- Material supplied:
- - -
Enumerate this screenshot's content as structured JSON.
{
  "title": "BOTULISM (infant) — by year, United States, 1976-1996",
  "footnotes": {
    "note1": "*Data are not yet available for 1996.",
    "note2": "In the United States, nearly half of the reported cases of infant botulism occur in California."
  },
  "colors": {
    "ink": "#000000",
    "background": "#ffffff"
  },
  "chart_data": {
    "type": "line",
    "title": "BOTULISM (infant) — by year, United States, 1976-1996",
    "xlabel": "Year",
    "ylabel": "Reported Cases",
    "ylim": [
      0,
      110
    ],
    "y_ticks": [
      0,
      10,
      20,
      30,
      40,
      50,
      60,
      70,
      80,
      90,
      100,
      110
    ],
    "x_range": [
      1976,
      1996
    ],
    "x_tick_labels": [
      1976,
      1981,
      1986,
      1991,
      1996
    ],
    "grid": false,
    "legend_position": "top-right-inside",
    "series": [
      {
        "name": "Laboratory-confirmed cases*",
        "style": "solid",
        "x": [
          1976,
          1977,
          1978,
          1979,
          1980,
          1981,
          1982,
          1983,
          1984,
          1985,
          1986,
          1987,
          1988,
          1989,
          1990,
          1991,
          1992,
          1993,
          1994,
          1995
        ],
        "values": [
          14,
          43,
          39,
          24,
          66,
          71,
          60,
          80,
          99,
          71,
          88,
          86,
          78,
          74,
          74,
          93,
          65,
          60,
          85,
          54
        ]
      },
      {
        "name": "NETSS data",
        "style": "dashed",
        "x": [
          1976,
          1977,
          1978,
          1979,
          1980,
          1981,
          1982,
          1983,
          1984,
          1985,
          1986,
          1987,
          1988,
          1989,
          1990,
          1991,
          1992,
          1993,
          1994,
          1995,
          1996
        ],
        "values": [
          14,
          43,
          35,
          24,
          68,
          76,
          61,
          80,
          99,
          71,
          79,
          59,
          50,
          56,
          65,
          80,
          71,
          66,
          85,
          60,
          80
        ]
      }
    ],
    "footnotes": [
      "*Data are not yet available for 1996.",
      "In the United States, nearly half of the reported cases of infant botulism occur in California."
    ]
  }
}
- - -
- Short task:
Only a number is wanted: how many lines of the material include the word "occur".

- Written answer:
2